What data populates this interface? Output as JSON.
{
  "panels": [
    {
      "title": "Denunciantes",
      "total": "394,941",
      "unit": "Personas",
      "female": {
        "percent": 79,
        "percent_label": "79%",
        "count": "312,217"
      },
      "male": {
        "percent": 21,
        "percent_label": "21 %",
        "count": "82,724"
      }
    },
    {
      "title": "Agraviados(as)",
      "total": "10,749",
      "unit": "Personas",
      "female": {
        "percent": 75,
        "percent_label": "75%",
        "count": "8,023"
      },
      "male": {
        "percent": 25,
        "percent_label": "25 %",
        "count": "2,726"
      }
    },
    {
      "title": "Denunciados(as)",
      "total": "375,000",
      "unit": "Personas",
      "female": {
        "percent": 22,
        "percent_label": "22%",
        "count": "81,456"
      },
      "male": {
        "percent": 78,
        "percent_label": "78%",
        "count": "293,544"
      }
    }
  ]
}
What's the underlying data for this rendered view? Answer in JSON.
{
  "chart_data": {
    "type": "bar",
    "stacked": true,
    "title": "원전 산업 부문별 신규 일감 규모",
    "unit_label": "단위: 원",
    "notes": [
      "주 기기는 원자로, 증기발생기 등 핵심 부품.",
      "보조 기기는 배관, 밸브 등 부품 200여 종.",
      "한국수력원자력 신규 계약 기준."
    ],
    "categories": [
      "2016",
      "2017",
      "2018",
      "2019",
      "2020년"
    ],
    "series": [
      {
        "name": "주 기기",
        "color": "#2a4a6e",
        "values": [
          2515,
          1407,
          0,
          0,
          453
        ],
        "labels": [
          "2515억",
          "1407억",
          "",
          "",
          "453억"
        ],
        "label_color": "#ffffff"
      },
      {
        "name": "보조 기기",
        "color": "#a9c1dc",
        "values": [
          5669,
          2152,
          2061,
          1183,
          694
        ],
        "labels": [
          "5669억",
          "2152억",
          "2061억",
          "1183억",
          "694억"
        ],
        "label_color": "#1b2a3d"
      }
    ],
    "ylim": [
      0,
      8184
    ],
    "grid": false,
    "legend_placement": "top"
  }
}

[Written task]
Pick out the lines containing the string "count".

[Written answer]
        "count": "312,217"
        "count": "82,724"
        "count": "8,023"
        "count": "2,726"
        "count": "81,456"
        "count": "293,544"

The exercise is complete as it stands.